### [ENTRIES]
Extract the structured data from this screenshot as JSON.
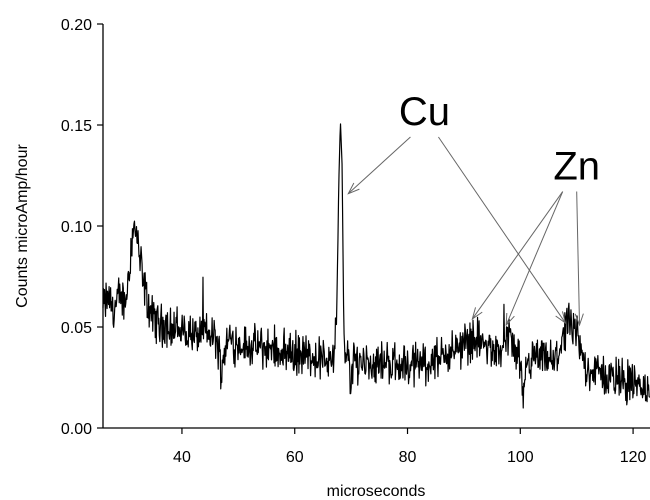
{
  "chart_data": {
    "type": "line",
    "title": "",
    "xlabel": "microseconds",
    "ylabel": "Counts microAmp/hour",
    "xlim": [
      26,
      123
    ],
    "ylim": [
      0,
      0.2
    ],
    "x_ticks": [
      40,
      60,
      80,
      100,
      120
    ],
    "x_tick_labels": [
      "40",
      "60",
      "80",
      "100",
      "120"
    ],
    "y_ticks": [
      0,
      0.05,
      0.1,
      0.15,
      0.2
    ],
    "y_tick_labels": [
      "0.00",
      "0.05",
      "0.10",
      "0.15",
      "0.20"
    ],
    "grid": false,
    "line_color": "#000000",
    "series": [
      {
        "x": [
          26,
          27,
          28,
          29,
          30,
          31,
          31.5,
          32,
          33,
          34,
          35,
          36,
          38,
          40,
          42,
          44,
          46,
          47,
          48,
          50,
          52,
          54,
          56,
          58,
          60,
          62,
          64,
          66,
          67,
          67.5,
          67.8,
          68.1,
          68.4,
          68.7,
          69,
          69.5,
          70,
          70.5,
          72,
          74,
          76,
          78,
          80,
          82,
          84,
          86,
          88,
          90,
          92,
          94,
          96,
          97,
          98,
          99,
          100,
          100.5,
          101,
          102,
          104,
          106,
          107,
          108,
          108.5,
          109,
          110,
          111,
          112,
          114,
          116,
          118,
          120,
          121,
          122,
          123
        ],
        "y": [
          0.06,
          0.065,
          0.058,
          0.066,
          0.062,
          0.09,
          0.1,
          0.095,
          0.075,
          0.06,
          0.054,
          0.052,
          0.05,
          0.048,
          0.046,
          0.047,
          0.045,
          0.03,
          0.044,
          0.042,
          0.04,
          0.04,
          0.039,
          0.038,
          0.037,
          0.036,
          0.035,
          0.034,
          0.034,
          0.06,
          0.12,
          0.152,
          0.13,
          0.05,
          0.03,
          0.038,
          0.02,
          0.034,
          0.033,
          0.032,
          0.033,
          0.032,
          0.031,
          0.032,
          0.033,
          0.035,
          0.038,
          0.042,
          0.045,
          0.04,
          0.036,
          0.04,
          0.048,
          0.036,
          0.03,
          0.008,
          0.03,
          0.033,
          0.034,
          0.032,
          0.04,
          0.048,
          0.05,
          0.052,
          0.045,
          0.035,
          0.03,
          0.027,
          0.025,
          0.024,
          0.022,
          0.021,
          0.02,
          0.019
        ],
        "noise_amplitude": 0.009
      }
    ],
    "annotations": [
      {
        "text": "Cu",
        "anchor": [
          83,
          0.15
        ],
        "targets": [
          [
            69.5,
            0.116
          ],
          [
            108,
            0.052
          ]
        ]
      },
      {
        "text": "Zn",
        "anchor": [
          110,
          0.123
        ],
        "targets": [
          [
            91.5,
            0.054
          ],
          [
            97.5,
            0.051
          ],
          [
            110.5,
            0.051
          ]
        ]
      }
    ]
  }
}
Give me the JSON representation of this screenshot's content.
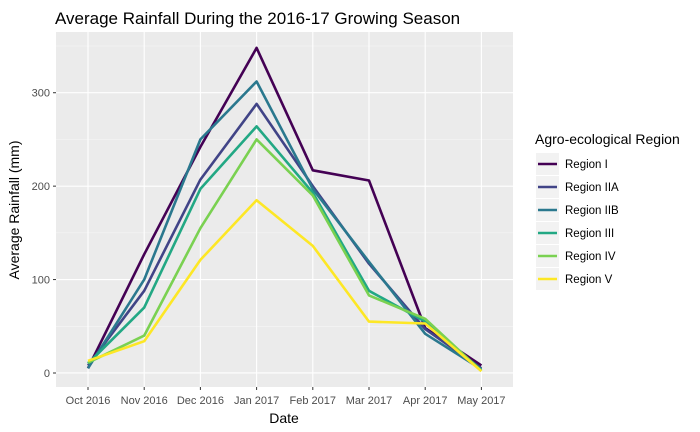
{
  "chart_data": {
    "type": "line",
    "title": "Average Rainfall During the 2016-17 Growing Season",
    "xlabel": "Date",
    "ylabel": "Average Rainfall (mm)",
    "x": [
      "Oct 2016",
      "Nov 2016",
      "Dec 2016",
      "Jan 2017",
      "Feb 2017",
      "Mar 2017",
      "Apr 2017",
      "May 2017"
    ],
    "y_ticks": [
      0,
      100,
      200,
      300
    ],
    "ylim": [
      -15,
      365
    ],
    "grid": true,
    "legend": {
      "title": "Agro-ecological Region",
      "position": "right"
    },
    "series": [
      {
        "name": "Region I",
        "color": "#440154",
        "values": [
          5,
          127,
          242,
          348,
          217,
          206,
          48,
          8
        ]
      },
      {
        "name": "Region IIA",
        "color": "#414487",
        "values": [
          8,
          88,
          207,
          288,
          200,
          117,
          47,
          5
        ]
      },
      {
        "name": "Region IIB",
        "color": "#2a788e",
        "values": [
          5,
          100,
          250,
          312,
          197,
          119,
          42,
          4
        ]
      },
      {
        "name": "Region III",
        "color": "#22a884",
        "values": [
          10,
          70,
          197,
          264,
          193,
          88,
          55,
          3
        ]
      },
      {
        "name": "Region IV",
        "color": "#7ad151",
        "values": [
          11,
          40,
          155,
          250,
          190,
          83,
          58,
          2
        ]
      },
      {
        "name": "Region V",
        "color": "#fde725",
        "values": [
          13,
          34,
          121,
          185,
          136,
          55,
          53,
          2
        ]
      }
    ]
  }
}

--

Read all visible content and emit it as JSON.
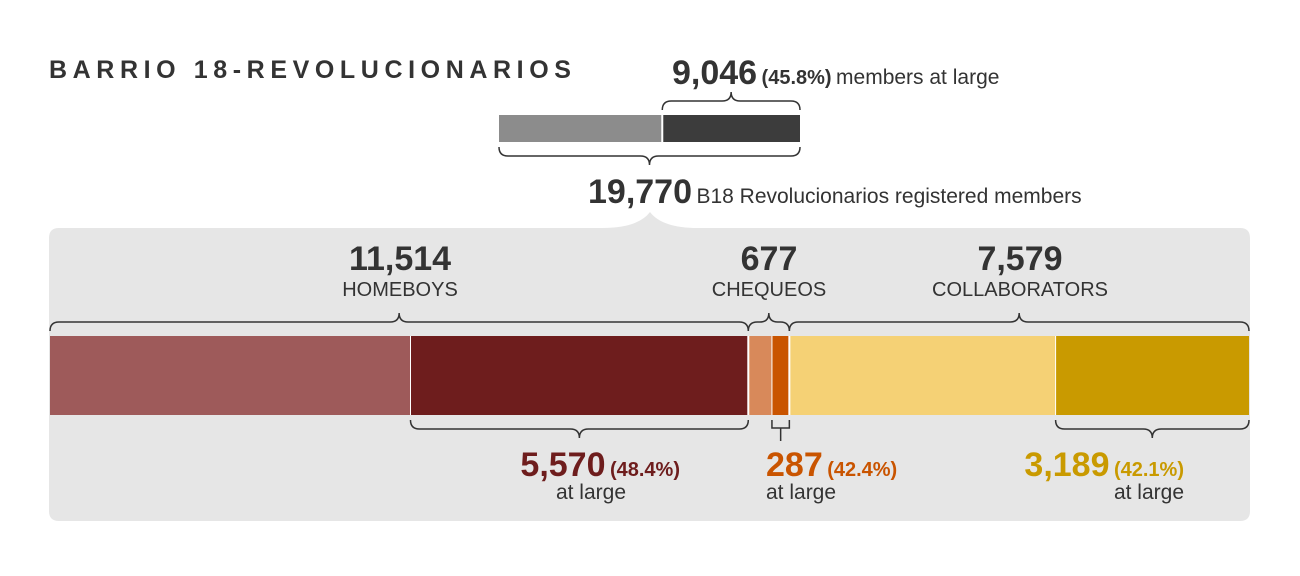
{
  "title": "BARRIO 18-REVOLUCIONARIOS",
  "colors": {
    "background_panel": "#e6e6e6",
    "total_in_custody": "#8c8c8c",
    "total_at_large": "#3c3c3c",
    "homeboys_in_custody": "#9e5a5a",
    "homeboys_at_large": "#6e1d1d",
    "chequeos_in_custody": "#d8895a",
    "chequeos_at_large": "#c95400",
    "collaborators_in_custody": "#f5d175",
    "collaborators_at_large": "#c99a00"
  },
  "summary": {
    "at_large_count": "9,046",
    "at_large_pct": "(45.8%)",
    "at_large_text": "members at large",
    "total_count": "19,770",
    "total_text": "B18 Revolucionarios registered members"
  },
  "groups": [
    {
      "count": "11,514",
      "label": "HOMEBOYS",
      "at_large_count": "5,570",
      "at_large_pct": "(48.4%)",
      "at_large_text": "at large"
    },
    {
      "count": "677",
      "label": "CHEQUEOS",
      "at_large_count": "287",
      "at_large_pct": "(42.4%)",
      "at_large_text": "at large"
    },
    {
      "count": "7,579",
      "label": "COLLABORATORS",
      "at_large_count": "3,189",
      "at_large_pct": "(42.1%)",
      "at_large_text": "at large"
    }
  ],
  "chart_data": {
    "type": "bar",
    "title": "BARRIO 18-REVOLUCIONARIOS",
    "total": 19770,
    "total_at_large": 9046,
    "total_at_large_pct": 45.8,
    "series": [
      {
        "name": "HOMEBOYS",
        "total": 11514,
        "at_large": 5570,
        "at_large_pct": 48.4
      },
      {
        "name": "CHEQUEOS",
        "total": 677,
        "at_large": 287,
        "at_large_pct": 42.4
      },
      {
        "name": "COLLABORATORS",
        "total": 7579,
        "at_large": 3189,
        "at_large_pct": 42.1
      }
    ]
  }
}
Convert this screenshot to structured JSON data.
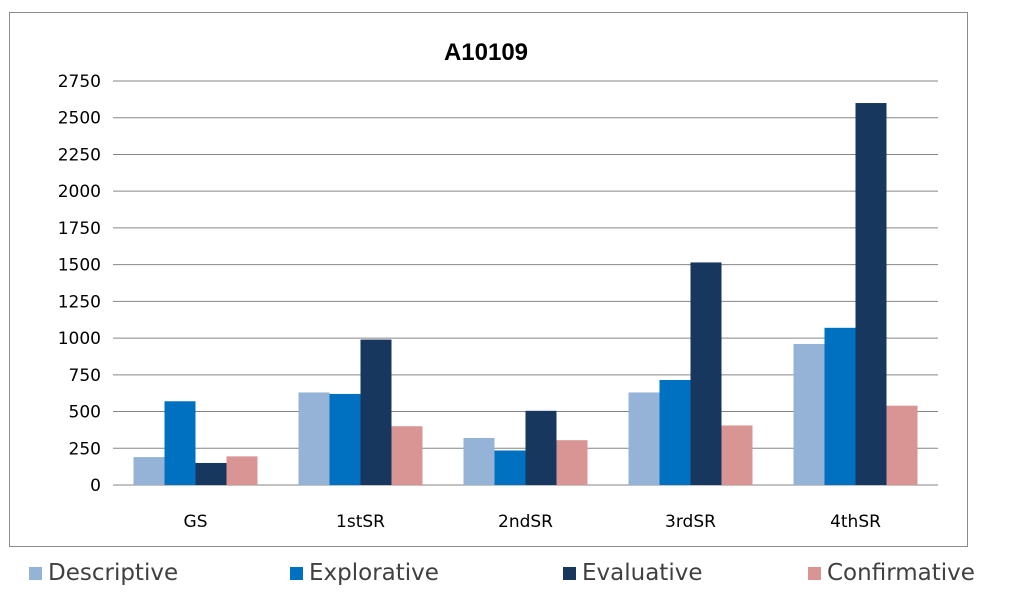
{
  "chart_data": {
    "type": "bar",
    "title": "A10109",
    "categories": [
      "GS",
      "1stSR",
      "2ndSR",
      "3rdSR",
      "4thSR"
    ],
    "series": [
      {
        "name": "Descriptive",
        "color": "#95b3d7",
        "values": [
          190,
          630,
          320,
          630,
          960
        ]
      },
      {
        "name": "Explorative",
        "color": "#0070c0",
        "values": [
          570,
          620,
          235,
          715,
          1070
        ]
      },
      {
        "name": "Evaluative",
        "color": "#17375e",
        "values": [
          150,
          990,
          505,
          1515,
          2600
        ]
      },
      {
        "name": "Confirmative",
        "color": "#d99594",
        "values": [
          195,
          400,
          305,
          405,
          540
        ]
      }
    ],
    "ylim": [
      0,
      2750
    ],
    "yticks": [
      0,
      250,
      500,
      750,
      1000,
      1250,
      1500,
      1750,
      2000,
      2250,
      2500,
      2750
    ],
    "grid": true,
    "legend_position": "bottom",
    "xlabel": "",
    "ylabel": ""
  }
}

### [TO DO]
Return each line of the listing that holds the string "title".

### [EXPECTED ANSWER]
    "title": "",
    "title": "Average Rainfall During the 2016-17 Growing Season",
      "title": "Agro-ecological Region",
  "title": "BARRIO 18-REVOLUCIONARIOS",
    "title": "BARRIO 18-REVOLUCIONARIOS",
    "title": "A10109",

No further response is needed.